What the task requires ::
In the listing below, identify each line with the word "брой" and return those lines.

Supplied records ::
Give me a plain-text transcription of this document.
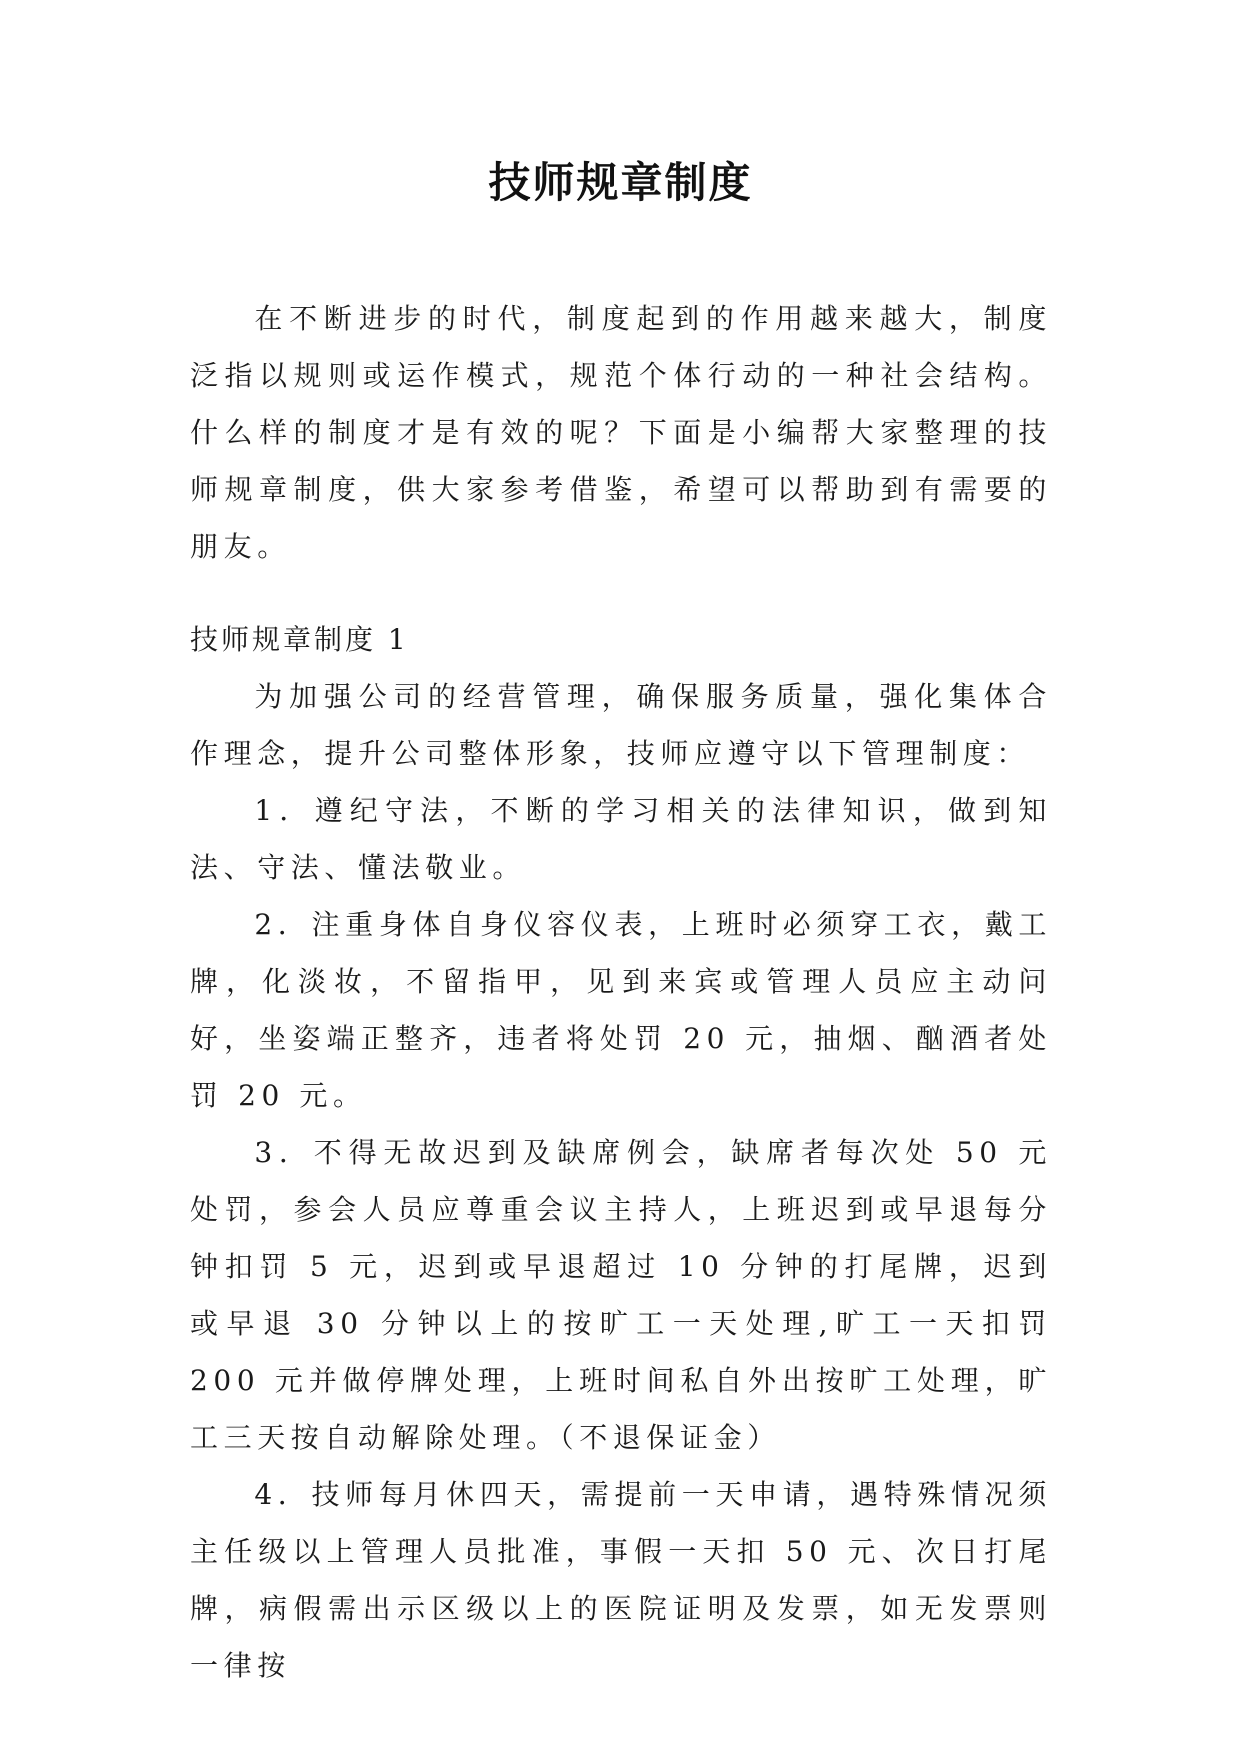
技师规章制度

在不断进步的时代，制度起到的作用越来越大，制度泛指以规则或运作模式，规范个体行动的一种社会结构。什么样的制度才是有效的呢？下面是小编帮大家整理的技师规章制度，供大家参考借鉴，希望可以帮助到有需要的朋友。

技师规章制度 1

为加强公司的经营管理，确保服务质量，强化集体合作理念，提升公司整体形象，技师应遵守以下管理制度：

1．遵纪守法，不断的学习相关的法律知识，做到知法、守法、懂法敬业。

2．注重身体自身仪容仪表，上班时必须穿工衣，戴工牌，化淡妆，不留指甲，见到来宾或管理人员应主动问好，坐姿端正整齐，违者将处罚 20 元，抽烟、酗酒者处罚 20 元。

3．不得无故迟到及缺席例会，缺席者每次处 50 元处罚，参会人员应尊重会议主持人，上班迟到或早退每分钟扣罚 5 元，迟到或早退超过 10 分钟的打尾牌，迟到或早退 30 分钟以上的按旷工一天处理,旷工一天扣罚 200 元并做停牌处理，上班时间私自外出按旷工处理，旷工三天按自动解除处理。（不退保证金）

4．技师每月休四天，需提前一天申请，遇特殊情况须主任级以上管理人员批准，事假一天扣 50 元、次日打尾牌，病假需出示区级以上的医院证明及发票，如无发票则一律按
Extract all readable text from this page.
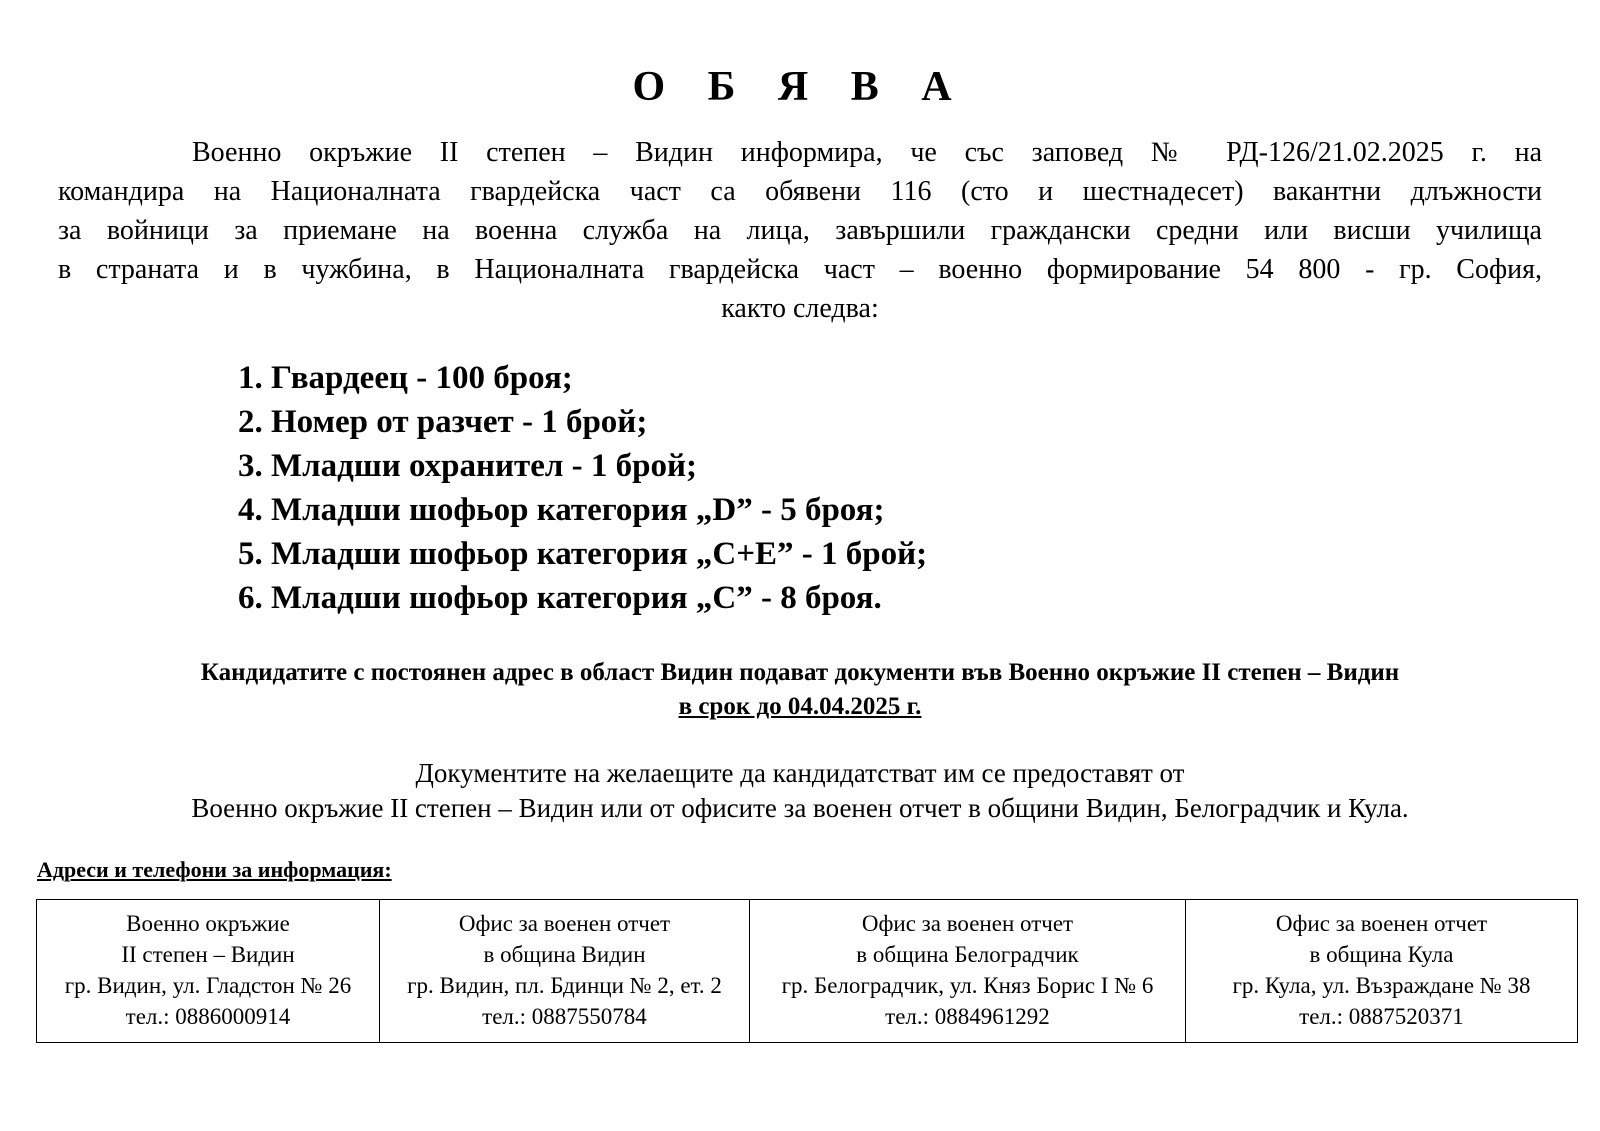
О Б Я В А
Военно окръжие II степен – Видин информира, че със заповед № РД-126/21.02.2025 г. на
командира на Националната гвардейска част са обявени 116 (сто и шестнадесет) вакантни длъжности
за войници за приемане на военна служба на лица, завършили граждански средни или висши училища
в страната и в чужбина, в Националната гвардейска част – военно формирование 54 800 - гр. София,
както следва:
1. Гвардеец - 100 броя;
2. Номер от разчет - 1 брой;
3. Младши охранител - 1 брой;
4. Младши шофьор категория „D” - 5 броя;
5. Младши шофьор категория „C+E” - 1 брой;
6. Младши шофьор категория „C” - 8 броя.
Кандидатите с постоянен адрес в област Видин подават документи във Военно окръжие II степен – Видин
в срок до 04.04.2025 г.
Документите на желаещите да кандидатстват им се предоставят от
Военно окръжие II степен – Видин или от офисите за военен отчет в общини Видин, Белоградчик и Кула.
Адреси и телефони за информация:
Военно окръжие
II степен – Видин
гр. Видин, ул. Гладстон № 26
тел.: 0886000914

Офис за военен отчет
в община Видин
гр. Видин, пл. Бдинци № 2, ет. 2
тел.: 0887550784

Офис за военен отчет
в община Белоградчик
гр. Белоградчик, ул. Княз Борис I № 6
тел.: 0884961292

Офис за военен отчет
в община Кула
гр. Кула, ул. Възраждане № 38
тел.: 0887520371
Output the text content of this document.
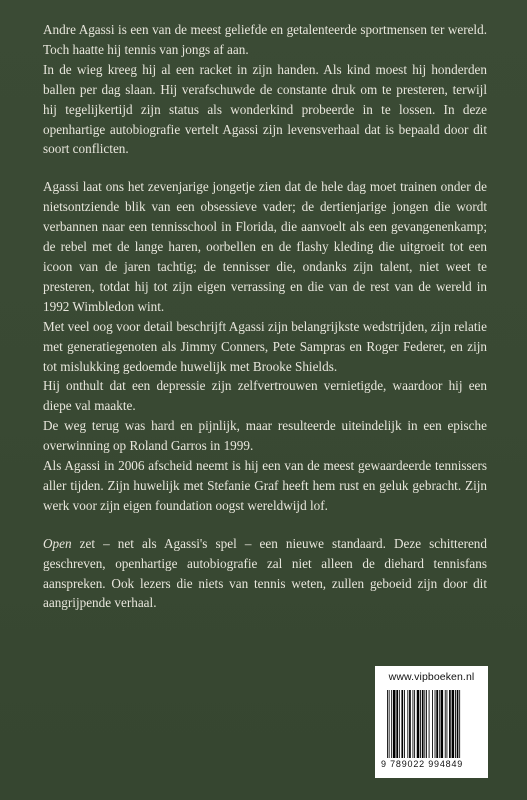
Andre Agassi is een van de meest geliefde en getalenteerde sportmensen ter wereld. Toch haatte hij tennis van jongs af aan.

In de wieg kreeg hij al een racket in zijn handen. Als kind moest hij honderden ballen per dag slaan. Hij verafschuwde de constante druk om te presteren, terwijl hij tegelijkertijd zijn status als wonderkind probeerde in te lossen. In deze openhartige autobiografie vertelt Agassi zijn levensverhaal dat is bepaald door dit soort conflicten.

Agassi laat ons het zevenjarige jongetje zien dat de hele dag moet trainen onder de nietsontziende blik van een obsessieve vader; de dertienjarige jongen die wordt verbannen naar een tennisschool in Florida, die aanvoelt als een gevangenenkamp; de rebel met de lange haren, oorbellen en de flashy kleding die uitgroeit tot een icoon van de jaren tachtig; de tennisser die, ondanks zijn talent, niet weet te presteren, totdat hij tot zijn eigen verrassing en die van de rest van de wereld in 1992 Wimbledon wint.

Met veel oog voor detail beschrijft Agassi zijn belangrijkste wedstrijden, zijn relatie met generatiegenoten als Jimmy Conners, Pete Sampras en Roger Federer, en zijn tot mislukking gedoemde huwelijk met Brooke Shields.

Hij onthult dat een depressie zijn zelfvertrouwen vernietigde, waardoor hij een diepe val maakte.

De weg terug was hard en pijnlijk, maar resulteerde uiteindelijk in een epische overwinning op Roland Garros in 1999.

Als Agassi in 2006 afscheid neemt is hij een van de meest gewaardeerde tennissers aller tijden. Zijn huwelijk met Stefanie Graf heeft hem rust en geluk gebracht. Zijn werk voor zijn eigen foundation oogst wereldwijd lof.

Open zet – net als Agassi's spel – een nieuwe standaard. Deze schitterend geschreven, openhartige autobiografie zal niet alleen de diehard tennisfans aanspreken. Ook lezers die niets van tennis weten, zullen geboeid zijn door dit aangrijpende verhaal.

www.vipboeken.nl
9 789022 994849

Exercise result ::
2. Номер от разчет - 1 брой;
3. Младши охранител - 1 брой;
5. Младши шофьор категория „C+E” - 1 брой;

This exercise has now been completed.